(Recorded data)
□ □ □ □ □
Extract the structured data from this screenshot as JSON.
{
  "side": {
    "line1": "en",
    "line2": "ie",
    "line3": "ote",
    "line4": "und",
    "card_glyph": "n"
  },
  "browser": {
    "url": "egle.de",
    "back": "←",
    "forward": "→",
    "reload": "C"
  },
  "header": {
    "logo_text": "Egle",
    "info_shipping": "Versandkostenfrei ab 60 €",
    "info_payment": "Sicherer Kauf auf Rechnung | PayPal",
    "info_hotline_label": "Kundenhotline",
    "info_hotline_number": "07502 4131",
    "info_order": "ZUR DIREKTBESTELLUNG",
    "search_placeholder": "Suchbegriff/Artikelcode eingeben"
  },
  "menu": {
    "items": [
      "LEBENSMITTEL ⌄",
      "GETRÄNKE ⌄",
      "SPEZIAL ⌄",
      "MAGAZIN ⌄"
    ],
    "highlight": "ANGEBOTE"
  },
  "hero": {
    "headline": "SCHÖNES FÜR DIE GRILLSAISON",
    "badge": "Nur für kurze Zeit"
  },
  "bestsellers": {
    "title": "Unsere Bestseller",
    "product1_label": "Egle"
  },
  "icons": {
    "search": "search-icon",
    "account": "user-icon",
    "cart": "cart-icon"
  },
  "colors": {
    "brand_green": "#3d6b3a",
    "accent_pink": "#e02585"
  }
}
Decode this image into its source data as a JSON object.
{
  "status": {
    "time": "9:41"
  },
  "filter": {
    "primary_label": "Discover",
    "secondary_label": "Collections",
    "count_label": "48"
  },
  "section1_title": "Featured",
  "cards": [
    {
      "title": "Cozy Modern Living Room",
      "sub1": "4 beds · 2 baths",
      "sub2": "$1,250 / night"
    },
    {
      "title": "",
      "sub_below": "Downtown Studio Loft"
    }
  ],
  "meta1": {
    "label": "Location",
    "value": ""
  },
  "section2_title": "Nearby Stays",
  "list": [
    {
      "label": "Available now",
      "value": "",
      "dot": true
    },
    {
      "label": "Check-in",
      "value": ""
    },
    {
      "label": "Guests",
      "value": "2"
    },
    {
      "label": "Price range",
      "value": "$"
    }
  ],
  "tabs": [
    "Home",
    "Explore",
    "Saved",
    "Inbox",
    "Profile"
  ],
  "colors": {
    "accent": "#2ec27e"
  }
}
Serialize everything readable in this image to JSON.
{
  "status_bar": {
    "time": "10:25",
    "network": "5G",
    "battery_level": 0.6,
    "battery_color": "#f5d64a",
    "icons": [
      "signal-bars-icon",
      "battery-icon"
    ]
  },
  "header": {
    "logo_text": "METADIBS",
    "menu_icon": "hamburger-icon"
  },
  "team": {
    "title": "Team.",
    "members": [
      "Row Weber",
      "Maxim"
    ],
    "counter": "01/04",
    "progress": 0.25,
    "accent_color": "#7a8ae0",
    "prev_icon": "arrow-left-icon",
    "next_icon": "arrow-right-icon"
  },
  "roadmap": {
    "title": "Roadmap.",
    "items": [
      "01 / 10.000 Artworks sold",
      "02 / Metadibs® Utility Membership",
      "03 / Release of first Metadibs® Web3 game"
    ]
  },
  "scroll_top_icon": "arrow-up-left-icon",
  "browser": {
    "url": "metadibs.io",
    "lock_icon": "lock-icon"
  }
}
□ □ □ □ □
» THE TASK:
Repeat exactly, and only, the lines from the line containing "Serialize everything readable" through the last line of the records above, both included.

» ANSWER TO THIS TASK:
Serialize everything readable in this image to JSON.
{
  "status_bar": {
    "time": "10:25",
    "network": "5G",
    "battery_level": 0.6,
    "battery_color": "#f5d64a",
    "icons": [
      "signal-bars-icon",
      "battery-icon"
    ]
  },
  "header": {
    "logo_text": "METADIBS",
    "menu_icon": "hamburger-icon"
  },
  "team": {
    "title": "Team.",
    "members": [
      "Row Weber",
      "Maxim"
    ],
    "counter": "01/04",
    "progress": 0.25,
    "accent_color": "#7a8ae0",
    "prev_icon": "arrow-left-icon",
    "next_icon": "arrow-right-icon"
  },
  "roadmap": {
    "title": "Roadmap.",
    "items": [
      "01 / 10.000 Artworks sold",
      "02 / Metadibs® Utility Membership",
      "03 / Release of first Metadibs® Web3 game"
    ]
  },
  "scroll_top_icon": "arrow-up-left-icon",
  "browser": {
    "url": "metadibs.io",
    "lock_icon": "lock-icon"
  }
}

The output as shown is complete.